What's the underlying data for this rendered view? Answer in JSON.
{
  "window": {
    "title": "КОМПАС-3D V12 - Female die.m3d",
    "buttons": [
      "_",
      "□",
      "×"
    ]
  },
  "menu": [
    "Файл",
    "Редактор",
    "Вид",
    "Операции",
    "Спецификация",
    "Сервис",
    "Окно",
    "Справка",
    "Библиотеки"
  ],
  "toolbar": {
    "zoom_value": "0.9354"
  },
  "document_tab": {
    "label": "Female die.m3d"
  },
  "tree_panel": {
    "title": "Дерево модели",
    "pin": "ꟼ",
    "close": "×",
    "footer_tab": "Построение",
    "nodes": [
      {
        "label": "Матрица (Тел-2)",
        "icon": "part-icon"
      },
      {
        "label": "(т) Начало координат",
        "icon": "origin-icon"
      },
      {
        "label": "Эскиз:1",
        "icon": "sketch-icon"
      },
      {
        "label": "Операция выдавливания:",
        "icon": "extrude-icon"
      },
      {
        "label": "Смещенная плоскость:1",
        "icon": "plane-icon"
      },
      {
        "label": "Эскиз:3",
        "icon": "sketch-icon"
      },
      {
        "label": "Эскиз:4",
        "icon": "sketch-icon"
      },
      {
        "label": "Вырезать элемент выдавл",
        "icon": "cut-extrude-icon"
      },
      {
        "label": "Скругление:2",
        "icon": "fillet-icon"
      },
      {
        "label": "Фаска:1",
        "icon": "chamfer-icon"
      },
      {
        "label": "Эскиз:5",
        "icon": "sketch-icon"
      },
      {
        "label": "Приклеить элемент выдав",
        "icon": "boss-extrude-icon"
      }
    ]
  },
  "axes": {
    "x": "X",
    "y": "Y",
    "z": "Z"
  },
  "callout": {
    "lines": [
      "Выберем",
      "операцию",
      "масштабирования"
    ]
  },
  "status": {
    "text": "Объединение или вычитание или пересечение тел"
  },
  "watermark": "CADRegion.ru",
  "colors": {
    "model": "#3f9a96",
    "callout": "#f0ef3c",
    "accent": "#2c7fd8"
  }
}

Short exercise :: Provide the number of lines in the entries that include "Female", and no other text.

Reply :: 2